— START Excerpted data —

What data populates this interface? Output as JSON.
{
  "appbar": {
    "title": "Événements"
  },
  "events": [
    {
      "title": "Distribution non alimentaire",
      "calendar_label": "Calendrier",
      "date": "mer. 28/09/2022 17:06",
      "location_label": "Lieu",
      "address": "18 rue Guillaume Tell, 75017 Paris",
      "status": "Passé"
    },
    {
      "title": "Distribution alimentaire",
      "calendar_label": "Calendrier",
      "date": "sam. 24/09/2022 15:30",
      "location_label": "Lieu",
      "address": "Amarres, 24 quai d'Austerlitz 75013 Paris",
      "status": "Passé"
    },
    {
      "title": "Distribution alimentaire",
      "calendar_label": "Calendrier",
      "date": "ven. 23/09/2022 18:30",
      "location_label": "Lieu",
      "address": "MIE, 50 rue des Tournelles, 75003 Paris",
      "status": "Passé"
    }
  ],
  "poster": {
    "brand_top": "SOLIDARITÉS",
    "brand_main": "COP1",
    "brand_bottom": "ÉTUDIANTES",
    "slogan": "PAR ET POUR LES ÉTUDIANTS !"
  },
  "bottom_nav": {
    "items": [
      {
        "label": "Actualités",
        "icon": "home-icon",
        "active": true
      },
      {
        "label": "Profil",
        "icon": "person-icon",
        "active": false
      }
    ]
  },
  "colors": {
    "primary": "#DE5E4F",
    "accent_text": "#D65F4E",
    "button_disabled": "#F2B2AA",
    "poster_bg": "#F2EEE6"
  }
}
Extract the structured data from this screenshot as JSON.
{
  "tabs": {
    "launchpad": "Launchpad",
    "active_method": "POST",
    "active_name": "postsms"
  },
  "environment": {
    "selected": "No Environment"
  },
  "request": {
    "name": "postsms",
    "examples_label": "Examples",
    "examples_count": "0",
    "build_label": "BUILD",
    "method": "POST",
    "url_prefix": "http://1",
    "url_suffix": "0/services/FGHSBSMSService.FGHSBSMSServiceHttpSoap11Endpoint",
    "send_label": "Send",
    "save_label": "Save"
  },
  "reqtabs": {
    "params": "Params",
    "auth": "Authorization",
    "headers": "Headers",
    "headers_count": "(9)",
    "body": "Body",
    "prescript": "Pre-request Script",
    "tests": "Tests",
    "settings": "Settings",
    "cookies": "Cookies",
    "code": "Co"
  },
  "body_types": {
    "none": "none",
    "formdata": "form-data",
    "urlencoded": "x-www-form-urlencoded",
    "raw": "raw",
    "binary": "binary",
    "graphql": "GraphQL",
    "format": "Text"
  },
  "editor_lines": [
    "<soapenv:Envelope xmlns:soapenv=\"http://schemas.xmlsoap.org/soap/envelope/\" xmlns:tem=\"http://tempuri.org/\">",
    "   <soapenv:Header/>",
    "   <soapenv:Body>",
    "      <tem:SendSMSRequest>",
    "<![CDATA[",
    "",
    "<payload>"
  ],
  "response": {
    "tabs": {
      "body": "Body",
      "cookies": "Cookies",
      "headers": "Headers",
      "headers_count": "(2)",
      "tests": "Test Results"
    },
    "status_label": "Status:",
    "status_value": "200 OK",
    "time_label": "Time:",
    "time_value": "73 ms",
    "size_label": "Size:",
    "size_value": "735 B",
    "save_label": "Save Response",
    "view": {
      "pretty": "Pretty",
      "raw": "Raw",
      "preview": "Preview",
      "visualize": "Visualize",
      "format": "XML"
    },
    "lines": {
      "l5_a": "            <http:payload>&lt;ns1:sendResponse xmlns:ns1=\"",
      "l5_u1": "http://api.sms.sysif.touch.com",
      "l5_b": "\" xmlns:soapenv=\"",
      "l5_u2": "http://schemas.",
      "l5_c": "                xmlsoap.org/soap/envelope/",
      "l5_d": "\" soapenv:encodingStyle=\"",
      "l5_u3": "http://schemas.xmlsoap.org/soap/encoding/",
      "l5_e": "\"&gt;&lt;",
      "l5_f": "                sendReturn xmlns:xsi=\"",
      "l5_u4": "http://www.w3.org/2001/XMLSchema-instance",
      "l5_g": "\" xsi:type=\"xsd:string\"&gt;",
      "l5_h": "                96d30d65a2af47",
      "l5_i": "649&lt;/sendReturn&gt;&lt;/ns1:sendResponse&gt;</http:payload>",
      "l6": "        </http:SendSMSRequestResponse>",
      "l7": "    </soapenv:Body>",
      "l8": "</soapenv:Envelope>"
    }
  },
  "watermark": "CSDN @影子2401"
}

— END Excerpted data —

Exercise aim: Pull out all lines from the listing that contain the string "payload".

Task result:
    "<payload>"
      "l5_a": "            <http:payload>&lt;ns1:sendResponse xmlns:ns1=\"",
      "l5_i": "649&lt;/sendReturn&gt;&lt;/ns1:sendResponse&gt;</http:payload>",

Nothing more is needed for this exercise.